** To do **
Within this material, how many lines have the string "Address" in them? The answer is a number, with nothing added.

** Information given **
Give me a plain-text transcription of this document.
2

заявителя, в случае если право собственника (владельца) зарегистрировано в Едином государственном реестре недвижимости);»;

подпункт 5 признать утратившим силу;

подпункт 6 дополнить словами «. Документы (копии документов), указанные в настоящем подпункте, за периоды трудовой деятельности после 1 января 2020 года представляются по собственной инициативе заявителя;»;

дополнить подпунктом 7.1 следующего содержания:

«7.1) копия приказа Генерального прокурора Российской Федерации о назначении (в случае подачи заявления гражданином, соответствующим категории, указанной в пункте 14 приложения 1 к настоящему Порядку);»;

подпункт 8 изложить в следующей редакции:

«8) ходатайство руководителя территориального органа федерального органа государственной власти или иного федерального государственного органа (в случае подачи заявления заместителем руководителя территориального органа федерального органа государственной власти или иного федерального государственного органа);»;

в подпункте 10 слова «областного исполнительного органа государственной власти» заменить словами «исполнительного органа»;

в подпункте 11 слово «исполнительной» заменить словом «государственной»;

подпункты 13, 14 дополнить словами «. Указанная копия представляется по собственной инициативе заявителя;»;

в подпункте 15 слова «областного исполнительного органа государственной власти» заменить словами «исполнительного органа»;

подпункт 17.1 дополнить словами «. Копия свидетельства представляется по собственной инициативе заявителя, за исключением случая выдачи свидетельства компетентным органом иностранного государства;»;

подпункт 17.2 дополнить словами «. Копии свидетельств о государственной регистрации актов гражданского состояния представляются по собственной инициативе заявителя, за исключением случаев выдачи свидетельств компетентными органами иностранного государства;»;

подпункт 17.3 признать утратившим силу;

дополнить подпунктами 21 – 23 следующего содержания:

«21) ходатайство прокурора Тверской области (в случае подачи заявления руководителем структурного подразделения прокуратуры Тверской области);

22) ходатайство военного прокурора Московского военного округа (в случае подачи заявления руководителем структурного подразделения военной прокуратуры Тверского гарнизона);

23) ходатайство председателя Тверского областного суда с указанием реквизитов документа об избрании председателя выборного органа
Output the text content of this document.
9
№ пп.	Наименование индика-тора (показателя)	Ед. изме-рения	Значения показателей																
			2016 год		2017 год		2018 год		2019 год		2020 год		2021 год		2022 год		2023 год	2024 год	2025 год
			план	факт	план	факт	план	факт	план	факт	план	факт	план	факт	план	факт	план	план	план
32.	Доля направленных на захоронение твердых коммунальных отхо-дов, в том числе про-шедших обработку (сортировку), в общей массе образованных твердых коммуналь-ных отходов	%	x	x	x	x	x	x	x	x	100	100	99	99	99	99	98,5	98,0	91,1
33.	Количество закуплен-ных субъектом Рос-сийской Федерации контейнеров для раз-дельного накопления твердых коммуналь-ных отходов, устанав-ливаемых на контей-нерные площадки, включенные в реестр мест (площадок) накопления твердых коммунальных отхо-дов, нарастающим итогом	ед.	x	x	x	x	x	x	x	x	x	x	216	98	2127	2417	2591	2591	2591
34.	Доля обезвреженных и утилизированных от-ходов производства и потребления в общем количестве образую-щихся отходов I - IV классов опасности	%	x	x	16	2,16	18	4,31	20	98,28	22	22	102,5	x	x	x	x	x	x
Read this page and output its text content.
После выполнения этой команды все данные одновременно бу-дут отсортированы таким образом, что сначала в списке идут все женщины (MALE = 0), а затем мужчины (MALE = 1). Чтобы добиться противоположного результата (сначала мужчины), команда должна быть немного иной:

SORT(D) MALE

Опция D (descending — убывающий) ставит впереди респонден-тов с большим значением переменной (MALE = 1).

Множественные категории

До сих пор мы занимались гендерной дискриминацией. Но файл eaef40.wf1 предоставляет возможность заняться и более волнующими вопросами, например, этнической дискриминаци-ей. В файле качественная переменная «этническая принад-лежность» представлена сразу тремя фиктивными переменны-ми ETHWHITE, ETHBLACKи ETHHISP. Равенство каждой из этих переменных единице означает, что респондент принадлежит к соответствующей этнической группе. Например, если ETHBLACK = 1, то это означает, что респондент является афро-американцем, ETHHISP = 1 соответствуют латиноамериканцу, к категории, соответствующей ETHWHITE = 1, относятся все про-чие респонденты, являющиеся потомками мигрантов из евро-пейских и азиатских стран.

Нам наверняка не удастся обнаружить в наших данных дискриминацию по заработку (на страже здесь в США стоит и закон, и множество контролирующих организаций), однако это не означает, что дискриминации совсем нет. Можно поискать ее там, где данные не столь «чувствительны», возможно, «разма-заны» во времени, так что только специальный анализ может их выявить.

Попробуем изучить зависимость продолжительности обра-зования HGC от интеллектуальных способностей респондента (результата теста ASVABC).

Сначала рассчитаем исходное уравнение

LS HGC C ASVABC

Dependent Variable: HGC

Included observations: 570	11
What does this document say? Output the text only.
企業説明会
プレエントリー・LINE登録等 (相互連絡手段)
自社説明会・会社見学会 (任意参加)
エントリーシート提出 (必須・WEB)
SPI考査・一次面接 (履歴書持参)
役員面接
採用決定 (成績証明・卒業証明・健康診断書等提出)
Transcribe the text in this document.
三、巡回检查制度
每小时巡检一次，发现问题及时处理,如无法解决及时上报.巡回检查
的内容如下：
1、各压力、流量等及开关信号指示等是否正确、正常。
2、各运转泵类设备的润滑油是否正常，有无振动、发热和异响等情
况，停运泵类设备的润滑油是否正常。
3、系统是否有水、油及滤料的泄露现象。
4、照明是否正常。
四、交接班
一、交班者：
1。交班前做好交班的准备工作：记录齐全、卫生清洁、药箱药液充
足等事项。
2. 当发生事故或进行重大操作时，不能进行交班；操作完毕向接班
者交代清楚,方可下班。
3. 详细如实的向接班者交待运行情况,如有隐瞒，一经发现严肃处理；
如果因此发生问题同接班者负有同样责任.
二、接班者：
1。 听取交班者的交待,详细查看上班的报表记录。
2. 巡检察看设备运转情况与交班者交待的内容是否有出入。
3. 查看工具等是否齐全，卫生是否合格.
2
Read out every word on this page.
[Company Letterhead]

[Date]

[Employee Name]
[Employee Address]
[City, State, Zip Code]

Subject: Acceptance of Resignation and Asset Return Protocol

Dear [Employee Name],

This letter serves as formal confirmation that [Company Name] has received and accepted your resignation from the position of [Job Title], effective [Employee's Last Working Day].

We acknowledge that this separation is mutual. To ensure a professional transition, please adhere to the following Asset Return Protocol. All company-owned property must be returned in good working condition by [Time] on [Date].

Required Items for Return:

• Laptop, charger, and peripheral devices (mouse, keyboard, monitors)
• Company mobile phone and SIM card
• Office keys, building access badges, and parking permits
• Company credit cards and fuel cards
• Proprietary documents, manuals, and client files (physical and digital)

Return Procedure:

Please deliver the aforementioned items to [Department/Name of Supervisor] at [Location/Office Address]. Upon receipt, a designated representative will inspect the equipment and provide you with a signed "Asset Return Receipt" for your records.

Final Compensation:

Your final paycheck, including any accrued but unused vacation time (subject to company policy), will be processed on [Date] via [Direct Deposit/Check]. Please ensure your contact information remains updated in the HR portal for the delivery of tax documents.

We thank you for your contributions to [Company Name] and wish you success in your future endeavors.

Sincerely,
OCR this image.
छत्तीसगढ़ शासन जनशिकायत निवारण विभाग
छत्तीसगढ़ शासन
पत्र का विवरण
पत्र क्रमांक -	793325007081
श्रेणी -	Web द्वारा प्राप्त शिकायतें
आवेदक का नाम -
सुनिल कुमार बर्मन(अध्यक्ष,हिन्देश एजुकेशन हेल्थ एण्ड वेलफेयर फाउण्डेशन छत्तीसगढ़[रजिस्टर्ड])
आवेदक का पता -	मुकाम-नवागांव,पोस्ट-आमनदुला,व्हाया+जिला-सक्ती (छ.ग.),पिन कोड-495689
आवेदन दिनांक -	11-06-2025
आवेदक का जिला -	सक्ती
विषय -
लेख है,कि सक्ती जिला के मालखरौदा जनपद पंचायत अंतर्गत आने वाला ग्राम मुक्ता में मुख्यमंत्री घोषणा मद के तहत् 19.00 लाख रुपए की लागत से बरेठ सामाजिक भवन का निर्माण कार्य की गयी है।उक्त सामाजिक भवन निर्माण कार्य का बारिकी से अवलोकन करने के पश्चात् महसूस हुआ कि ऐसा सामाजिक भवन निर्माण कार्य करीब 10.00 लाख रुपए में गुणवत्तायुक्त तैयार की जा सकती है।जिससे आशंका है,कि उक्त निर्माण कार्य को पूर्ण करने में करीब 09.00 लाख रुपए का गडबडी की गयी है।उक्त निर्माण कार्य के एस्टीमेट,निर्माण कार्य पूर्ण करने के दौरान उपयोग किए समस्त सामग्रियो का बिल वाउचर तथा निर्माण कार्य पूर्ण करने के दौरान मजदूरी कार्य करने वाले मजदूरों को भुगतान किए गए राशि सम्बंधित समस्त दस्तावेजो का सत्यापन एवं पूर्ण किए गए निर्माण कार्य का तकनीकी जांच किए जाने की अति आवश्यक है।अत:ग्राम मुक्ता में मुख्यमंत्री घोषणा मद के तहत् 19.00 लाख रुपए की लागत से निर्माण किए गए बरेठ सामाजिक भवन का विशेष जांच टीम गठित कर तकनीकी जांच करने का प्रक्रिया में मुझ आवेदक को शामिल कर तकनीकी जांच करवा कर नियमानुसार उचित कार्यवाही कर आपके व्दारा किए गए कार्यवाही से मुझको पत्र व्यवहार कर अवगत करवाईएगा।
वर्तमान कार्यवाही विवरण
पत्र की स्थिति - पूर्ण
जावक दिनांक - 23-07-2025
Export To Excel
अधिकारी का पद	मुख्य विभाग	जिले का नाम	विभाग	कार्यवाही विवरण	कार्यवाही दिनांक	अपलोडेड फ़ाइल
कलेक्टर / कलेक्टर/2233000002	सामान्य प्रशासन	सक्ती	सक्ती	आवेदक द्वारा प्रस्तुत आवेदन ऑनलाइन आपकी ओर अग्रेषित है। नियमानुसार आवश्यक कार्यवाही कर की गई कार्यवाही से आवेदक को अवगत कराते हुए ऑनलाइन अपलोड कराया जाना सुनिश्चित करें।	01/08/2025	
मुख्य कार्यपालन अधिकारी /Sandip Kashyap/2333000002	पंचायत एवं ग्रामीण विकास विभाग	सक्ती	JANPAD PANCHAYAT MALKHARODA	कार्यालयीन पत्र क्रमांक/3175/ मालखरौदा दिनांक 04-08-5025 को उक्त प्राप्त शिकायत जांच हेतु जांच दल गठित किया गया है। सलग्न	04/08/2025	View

** Full answer **
2